# [Set task]
Read the entries below and pull out each line with the string "teilweise".

# [Material provided]
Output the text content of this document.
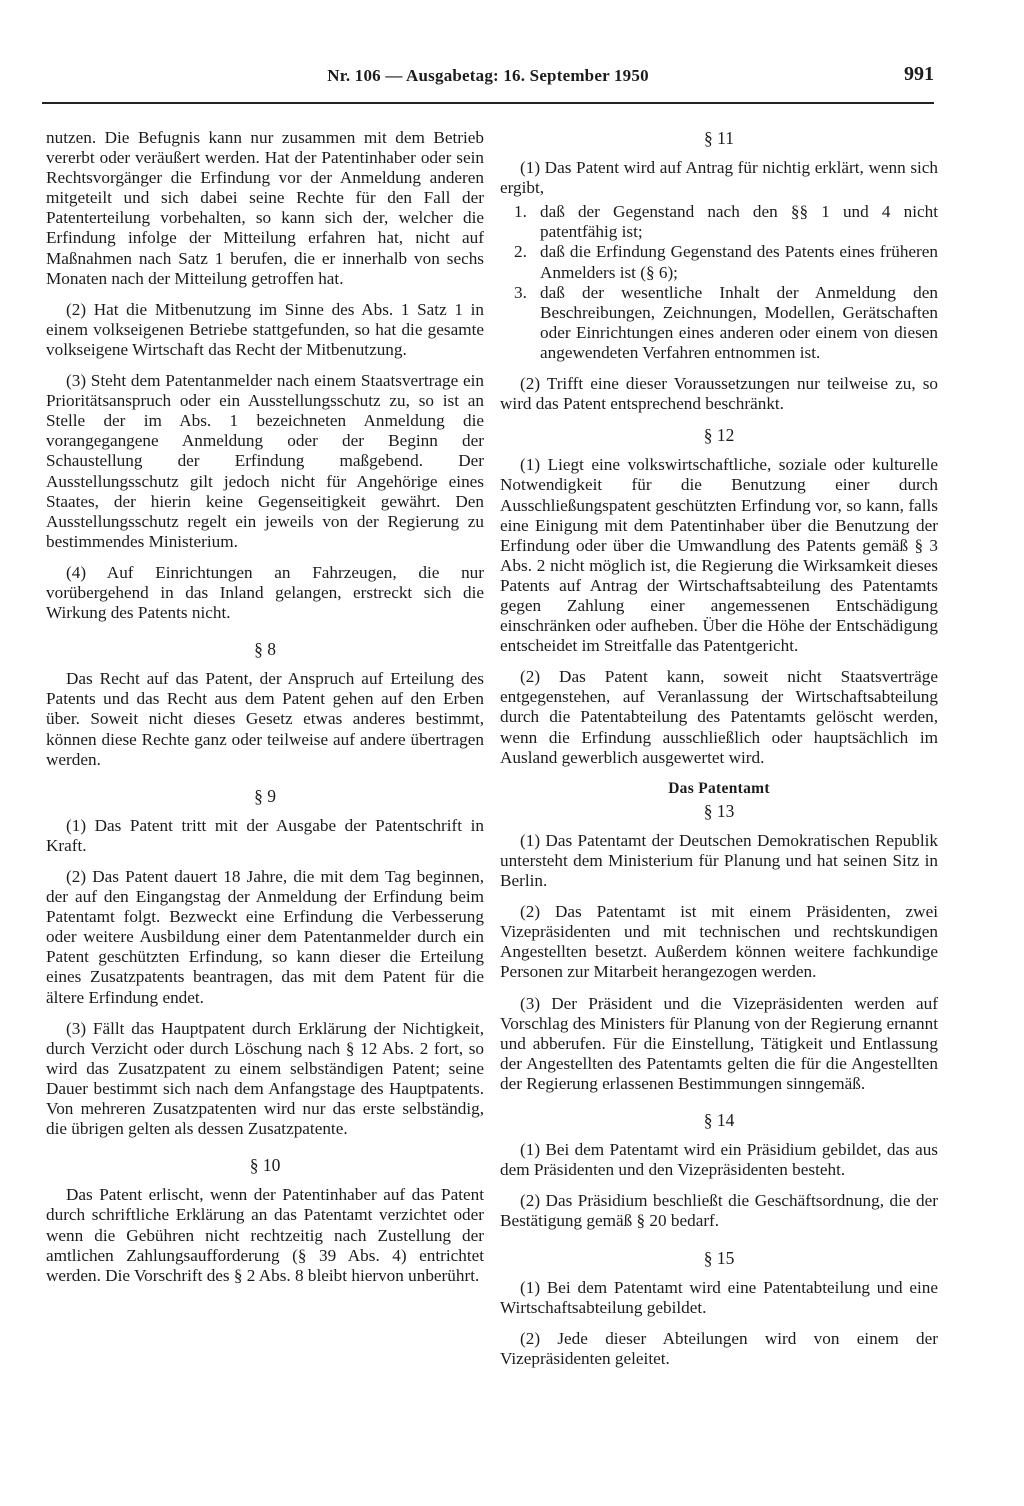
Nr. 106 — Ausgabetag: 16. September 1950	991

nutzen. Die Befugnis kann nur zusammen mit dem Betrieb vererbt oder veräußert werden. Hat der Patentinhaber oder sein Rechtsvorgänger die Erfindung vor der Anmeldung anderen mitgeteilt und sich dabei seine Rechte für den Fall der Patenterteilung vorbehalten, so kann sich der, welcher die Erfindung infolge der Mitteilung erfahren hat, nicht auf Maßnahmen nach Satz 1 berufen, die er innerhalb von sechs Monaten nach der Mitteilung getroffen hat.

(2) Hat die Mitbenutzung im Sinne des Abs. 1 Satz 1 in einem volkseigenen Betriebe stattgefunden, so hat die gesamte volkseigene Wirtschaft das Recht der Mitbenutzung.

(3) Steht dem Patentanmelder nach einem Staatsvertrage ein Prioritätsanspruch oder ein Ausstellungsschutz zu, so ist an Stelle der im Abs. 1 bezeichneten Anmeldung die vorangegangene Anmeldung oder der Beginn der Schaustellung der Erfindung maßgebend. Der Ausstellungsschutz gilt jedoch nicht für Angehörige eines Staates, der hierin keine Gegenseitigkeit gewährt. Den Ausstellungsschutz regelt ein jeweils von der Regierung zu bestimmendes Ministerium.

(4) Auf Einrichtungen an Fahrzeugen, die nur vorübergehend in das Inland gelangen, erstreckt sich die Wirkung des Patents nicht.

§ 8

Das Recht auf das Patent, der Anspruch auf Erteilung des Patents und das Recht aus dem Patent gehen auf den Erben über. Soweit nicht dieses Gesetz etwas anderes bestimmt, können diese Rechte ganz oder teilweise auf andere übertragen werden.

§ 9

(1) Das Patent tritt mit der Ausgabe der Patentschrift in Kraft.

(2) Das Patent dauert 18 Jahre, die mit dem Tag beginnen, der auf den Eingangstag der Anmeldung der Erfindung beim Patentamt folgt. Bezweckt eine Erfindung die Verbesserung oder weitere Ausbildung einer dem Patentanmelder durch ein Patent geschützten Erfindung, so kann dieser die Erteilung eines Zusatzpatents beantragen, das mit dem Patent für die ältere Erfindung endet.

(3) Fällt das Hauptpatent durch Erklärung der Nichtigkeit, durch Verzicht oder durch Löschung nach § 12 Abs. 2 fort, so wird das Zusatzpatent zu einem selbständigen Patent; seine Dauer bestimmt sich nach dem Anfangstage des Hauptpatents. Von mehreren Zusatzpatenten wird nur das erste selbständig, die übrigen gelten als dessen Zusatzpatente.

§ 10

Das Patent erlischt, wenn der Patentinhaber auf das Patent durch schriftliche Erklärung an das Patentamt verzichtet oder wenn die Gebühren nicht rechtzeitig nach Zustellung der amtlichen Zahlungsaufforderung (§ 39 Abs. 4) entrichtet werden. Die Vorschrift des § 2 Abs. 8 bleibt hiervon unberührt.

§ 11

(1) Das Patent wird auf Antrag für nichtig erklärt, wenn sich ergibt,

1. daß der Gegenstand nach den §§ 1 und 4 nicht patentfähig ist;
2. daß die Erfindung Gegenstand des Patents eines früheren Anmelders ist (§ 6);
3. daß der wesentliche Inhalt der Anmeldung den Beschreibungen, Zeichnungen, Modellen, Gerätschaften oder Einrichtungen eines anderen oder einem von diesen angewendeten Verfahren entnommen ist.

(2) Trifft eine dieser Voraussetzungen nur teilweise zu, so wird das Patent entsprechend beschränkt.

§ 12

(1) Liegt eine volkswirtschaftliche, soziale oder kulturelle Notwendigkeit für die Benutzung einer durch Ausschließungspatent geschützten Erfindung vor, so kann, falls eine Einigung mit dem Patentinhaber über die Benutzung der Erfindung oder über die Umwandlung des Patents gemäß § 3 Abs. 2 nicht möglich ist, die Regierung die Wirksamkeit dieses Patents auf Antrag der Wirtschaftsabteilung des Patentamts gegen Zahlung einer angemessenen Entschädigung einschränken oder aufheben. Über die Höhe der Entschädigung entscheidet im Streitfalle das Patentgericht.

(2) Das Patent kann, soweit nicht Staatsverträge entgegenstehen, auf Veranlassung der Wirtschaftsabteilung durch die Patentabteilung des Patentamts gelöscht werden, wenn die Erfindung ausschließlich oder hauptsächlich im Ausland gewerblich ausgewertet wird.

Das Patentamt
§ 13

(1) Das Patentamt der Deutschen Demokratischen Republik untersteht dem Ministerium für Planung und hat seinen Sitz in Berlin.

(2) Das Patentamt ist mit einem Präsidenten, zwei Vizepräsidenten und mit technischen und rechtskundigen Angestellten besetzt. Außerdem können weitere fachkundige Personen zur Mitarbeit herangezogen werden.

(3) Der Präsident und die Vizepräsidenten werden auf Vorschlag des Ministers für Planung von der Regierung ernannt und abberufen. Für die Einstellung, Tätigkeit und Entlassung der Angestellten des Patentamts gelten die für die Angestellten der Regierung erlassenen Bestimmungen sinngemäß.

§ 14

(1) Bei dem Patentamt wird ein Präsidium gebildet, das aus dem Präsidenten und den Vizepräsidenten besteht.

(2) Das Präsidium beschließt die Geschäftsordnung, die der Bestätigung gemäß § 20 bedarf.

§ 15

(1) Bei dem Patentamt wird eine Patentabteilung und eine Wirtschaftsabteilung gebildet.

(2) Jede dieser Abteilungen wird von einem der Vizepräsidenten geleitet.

---

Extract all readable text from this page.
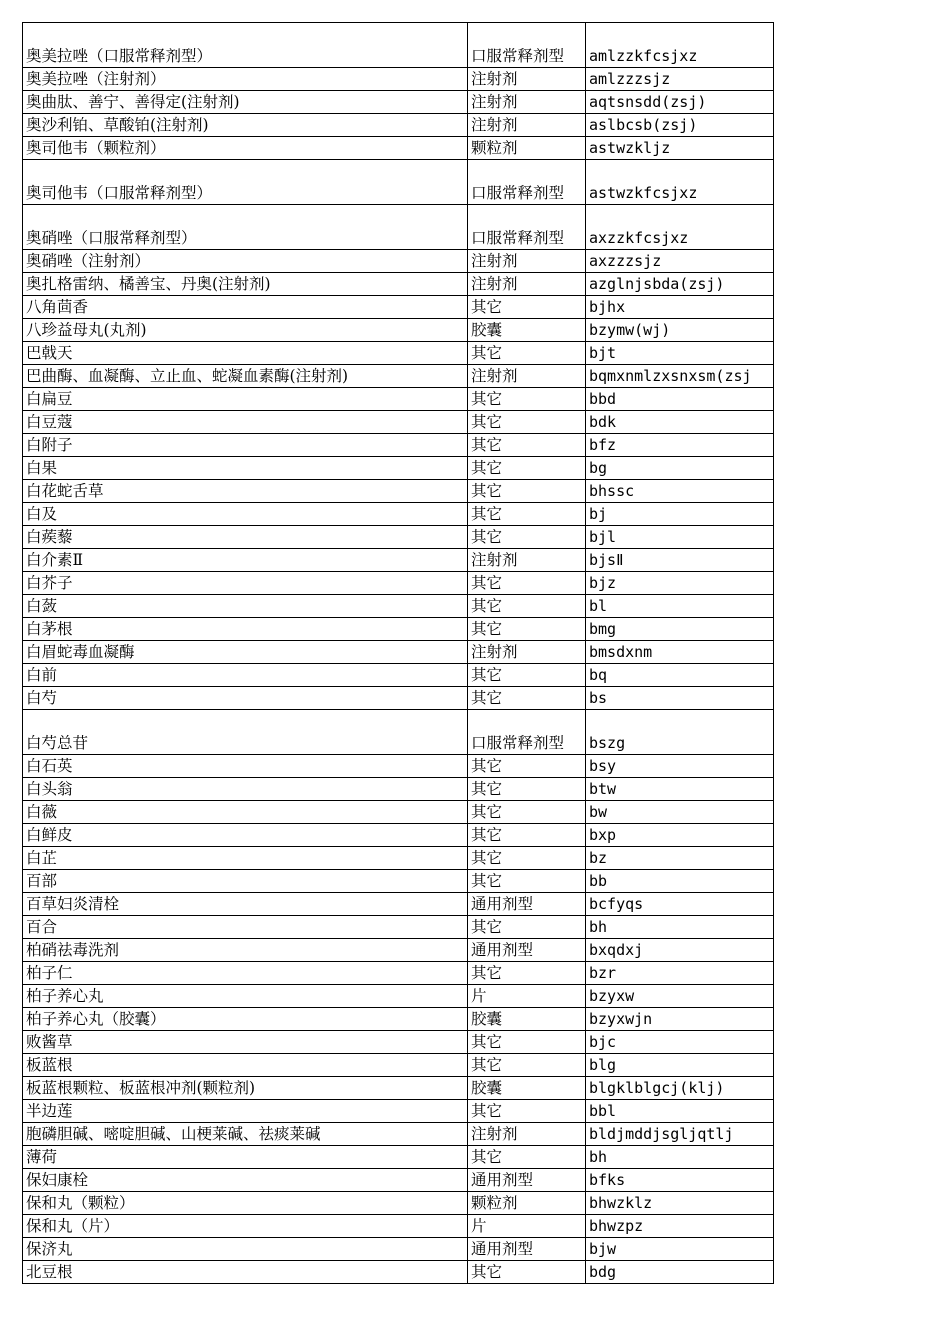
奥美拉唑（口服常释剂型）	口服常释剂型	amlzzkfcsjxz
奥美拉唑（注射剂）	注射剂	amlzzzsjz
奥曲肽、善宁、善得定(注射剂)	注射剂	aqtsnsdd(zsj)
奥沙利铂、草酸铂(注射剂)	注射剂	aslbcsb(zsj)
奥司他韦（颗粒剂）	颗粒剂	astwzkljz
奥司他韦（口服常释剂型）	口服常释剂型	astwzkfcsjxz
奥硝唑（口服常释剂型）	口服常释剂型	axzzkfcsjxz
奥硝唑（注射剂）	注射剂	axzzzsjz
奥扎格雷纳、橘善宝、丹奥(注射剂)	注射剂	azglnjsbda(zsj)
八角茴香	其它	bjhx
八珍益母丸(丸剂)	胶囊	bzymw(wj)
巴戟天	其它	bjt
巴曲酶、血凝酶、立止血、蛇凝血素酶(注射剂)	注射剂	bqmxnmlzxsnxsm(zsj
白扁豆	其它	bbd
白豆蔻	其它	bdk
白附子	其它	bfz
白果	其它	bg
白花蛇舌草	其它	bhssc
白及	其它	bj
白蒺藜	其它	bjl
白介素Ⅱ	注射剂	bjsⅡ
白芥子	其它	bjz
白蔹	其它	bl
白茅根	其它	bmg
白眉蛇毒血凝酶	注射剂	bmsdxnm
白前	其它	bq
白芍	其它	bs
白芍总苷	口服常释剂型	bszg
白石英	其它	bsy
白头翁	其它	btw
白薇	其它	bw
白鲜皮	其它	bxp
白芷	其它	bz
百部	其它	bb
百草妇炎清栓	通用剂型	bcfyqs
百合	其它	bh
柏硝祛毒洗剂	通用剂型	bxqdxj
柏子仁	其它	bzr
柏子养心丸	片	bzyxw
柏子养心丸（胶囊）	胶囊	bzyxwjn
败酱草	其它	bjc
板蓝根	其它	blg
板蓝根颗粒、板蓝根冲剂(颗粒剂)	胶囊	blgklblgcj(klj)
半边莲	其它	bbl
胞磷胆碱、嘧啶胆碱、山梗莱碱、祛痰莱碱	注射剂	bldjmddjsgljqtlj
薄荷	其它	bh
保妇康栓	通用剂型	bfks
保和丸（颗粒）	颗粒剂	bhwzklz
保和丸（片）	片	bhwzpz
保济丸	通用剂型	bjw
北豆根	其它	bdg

# [Task solution]
Das Recht auf das Patent, der Anspruch auf Erteilung des Patents und das Recht aus dem Patent gehen auf den Erben über. Soweit nicht dieses Gesetz etwas anderes bestimmt, können diese Rechte ganz oder teilweise auf andere übertragen werden.
(2) Trifft eine dieser Voraussetzungen nur teilweise zu, so wird das Patent entsprechend beschränkt.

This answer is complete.